- **Given task**:
Restate the complete material exactly.

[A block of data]
________________________________________

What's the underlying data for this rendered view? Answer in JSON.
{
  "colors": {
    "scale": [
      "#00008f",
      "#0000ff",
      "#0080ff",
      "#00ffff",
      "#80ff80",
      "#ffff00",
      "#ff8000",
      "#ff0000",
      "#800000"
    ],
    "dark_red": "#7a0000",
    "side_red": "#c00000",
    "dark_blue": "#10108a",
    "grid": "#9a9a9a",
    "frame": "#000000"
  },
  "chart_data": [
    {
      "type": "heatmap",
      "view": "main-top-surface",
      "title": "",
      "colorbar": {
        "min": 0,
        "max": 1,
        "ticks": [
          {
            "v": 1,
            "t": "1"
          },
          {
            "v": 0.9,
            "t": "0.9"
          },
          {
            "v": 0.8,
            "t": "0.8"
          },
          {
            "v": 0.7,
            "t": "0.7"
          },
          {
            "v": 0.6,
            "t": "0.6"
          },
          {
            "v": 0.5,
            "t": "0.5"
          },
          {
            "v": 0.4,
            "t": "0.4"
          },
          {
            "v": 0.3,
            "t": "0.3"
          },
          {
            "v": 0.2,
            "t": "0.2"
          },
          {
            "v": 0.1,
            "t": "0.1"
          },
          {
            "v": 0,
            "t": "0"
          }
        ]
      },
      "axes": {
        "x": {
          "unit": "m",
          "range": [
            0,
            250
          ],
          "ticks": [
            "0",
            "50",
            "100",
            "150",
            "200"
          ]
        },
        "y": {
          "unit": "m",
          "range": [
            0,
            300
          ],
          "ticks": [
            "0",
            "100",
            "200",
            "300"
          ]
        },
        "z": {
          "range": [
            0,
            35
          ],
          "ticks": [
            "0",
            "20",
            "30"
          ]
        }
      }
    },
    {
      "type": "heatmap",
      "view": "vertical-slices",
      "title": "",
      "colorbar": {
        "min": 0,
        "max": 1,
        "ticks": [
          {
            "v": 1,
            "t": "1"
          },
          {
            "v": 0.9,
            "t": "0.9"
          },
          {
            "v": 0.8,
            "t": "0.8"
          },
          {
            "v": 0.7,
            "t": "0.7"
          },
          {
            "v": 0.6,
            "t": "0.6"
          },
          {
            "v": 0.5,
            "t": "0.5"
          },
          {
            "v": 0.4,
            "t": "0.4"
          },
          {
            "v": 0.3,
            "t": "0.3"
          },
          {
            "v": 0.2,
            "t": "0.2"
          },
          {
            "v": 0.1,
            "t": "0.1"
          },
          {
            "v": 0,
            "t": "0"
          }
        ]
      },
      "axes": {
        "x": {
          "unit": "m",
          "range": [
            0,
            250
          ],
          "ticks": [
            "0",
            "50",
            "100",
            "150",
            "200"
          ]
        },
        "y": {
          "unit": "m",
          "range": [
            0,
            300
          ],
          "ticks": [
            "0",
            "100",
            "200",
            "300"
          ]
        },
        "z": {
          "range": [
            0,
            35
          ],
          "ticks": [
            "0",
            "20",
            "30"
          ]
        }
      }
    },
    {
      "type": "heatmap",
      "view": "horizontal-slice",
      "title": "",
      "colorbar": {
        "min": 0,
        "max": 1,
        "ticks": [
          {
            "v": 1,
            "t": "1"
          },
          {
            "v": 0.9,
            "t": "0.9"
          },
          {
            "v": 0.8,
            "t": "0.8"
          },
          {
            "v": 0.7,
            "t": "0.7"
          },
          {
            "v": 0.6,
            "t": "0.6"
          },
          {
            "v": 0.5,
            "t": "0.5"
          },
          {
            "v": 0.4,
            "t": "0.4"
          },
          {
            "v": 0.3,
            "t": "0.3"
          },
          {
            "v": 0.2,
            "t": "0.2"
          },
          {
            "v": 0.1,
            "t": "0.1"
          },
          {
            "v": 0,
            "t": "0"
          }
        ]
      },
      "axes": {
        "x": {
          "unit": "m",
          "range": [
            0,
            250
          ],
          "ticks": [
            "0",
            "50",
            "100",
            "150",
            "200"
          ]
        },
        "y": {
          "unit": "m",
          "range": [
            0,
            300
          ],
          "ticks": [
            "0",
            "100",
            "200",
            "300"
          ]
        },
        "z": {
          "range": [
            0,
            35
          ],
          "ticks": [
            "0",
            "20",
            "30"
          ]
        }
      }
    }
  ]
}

________________________________________

- **Result of the exercise**:
What's the underlying data for this rendered view? Answer in JSON.
{
  "colors": {
    "scale": [
      "#00008f",
      "#0000ff",
      "#0080ff",
      "#00ffff",
      "#80ff80",
      "#ffff00",
      "#ff8000",
      "#ff0000",
      "#800000"
    ],
    "dark_red": "#7a0000",
    "side_red": "#c00000",
    "dark_blue": "#10108a",
    "grid": "#9a9a9a",
    "frame": "#000000"
  },
  "chart_data": [
    {
      "type": "heatmap",
      "view": "main-top-surface",
      "title": "",
      "colorbar": {
        "min": 0,
        "max": 1,
        "ticks": [
          {
            "v": 1,
            "t": "1"
          },
          {
            "v": 0.9,
            "t": "0.9"
          },
          {
            "v": 0.8,
            "t": "0.8"
          },
          {
            "v": 0.7,
            "t": "0.7"
          },
          {
            "v": 0.6,
            "t": "0.6"
          },
          {
            "v": 0.5,
            "t": "0.5"
          },
          {
            "v": 0.4,
            "t": "0.4"
          },
          {
            "v": 0.3,
            "t": "0.3"
          },
          {
            "v": 0.2,
            "t": "0.2"
          },
          {
            "v": 0.1,
            "t": "0.1"
          },
          {
            "v": 0,
            "t": "0"
          }
        ]
      },
      "axes": {
        "x": {
          "unit": "m",
          "range": [
            0,
            250
          ],
          "ticks": [
            "0",
            "50",
            "100",
            "150",
            "200"
          ]
        },
        "y": {
          "unit": "m",
          "range": [
            0,
            300
          ],
          "ticks": [
            "0",
            "100",
            "200",
            "300"
          ]
        },
        "z": {
          "range": [
            0,
            35
          ],
          "ticks": [
            "0",
            "20",
            "30"
          ]
        }
      }
    },
    {
      "type": "heatmap",
      "view": "vertical-slices",
      "title": "",
      "colorbar": {
        "min": 0,
        "max": 1,
        "ticks": [
          {
            "v": 1,
            "t": "1"
          },
          {
            "v": 0.9,
            "t": "0.9"
          },
          {
            "v": 0.8,
            "t": "0.8"
          },
          {
            "v": 0.7,
            "t": "0.7"
          },
          {
            "v": 0.6,
            "t": "0.6"
          },
          {
            "v": 0.5,
            "t": "0.5"
          },
          {
            "v": 0.4,
            "t": "0.4"
          },
          {
            "v": 0.3,
            "t": "0.3"
          },
          {
            "v": 0.2,
            "t": "0.2"
          },
          {
            "v": 0.1,
            "t": "0.1"
          },
          {
            "v": 0,
            "t": "0"
          }
        ]
      },
      "axes": {
        "x": {
          "unit": "m",
          "range": [
            0,
            250
          ],
          "ticks": [
            "0",
            "50",
            "100",
            "150",
            "200"
          ]
        },
        "y": {
          "unit": "m",
          "range": [
            0,
            300
          ],
          "ticks": [
            "0",
            "100",
            "200",
            "300"
          ]
        },
        "z": {
          "range": [
            0,
            35
          ],
          "ticks": [
            "0",
            "20",
            "30"
          ]
        }
      }
    },
    {
      "type": "heatmap",
      "view": "horizontal-slice",
      "title": "",
      "colorbar": {
        "min": 0,
        "max": 1,
        "ticks": [
          {
            "v": 1,
            "t": "1"
          },
          {
            "v": 0.9,
            "t": "0.9"
          },
          {
            "v": 0.8,
            "t": "0.8"
          },
          {
            "v": 0.7,
            "t": "0.7"
          },
          {
            "v": 0.6,
            "t": "0.6"
          },
          {
            "v": 0.5,
            "t": "0.5"
          },
          {
            "v": 0.4,
            "t": "0.4"
          },
          {
            "v": 0.3,
            "t": "0.3"
          },
          {
            "v": 0.2,
            "t": "0.2"
          },
          {
            "v": 0.1,
            "t": "0.1"
          },
          {
            "v": 0,
            "t": "0"
          }
        ]
      },
      "axes": {
        "x": {
          "unit": "m",
          "range": [
            0,
            250
          ],
          "ticks": [
            "0",
            "50",
            "100",
            "150",
            "200"
          ]
        },
        "y": {
          "unit": "m",
          "range": [
            0,
            300
          ],
          "ticks": [
            "0",
            "100",
            "200",
            "300"
          ]
        },
        "z": {
          "range": [
            0,
            35
          ],
          "ticks": [
            "0",
            "20",
            "30"
          ]
        }
      }
    }
  ]
}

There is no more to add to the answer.